**Saved data entries:**
——

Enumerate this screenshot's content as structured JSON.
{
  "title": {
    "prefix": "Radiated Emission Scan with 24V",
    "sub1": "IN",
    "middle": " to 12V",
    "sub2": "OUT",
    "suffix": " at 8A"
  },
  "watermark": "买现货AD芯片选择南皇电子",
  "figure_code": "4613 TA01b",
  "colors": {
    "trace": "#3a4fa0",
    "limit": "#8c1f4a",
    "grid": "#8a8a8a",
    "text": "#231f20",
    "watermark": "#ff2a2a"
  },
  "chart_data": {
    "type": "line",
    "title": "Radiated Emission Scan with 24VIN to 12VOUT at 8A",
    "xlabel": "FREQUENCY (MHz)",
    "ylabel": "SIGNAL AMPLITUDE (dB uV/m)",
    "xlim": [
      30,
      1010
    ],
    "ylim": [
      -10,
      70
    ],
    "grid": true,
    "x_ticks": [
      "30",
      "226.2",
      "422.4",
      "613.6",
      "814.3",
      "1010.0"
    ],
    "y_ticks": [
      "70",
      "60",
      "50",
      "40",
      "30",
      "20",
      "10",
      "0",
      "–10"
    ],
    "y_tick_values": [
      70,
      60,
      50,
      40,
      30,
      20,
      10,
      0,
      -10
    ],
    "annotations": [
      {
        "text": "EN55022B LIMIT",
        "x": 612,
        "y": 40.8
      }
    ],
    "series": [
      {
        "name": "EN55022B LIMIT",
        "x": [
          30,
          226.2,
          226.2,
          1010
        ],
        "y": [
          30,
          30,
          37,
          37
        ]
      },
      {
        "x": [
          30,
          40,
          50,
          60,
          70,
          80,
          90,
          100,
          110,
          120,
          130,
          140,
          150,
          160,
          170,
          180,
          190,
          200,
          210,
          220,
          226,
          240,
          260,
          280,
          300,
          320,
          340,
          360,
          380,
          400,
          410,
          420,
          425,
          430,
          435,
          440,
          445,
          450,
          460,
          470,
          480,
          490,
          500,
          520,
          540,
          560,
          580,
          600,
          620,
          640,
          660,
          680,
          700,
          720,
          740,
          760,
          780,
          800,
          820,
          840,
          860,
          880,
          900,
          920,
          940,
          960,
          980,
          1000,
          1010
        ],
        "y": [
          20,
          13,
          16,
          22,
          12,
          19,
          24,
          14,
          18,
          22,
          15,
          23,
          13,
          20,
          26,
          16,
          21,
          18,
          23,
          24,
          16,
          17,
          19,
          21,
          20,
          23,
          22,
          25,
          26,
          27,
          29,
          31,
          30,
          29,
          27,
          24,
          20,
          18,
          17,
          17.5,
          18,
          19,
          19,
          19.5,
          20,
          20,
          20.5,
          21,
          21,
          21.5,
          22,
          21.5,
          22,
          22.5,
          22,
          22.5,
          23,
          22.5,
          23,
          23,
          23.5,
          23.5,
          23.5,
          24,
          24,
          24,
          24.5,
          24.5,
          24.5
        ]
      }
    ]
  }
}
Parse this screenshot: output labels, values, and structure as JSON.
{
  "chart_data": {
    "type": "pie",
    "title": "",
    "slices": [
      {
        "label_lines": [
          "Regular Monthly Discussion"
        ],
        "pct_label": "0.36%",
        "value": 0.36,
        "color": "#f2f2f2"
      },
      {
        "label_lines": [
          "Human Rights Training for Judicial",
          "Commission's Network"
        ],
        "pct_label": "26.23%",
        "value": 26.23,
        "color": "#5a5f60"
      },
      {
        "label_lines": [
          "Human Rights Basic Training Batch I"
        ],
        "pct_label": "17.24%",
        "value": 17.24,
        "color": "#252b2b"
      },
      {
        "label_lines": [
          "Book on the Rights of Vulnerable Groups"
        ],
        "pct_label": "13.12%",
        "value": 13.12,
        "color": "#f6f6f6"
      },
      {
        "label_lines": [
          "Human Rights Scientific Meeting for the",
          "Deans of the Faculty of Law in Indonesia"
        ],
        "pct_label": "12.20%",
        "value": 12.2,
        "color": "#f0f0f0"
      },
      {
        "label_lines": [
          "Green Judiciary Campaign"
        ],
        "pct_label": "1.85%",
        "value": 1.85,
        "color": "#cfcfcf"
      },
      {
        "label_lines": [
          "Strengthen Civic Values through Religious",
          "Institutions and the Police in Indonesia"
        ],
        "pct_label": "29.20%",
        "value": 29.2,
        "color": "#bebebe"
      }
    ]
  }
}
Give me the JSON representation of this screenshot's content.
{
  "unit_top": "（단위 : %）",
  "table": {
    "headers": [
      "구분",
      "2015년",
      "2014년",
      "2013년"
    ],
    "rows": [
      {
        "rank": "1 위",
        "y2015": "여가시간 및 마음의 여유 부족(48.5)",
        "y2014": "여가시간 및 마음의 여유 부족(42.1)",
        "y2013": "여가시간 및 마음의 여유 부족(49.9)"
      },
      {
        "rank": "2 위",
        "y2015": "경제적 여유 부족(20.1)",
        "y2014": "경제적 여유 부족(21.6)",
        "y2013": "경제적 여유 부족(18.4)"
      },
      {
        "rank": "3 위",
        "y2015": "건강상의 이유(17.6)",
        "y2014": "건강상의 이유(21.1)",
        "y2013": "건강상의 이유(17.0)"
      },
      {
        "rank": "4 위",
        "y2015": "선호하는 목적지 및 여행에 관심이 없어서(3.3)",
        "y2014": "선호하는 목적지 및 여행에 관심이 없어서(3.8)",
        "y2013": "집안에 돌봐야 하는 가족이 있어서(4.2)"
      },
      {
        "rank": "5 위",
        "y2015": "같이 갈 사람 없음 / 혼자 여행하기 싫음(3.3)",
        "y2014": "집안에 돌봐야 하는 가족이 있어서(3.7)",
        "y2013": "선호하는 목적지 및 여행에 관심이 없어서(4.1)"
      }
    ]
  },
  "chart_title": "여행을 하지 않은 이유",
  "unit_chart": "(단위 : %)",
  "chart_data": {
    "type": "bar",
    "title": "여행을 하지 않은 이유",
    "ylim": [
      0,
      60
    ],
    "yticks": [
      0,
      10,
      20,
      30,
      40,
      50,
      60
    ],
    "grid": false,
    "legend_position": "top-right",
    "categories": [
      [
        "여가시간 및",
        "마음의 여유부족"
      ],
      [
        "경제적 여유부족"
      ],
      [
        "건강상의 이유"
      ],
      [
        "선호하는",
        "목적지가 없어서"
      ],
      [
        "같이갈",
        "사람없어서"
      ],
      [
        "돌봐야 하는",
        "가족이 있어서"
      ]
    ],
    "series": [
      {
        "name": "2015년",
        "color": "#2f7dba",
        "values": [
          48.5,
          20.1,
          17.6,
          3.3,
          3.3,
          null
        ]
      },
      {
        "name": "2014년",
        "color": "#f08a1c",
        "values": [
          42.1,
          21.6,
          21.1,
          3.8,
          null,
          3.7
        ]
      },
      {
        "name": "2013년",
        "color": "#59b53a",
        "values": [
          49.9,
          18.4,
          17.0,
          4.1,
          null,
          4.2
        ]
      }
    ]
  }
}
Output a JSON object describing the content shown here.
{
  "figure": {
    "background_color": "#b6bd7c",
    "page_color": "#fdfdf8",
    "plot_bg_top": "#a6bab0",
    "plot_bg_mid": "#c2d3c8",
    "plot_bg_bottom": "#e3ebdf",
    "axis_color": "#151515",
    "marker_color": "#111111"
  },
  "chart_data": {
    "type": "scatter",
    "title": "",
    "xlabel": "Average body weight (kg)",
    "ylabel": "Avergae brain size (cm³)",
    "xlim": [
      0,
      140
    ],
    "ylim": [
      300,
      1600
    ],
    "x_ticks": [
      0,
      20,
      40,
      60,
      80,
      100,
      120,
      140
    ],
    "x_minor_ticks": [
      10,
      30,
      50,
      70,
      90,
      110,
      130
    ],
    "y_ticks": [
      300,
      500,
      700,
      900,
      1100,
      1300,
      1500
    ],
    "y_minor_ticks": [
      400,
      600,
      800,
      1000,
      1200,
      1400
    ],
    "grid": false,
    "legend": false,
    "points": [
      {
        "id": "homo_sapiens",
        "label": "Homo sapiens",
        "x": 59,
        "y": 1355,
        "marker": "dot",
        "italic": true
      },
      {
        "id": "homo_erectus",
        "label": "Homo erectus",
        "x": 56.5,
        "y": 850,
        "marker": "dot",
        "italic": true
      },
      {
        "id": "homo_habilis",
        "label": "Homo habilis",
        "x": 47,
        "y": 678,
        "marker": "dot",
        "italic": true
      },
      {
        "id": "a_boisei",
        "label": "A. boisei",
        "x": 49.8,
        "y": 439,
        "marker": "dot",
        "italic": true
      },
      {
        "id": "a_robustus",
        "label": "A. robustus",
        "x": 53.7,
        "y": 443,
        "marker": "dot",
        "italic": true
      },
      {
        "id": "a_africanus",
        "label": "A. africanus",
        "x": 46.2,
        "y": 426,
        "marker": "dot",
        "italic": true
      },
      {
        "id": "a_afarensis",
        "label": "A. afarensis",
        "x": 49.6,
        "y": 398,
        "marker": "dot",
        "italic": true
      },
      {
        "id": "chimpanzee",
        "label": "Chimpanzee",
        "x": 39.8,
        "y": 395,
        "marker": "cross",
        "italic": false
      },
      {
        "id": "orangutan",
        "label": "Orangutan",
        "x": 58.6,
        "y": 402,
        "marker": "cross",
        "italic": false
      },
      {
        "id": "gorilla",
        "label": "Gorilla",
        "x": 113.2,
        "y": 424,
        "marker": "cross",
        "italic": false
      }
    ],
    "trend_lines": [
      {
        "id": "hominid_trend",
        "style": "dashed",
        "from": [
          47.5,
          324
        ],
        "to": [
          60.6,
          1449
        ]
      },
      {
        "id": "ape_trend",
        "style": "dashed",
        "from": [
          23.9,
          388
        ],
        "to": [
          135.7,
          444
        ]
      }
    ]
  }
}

——

**INSTRUCTIONS TO FOLLOW:**
Determine how many of the lines above hold the word "type", and output that number by itself.

**FULL SOLUTION:**
4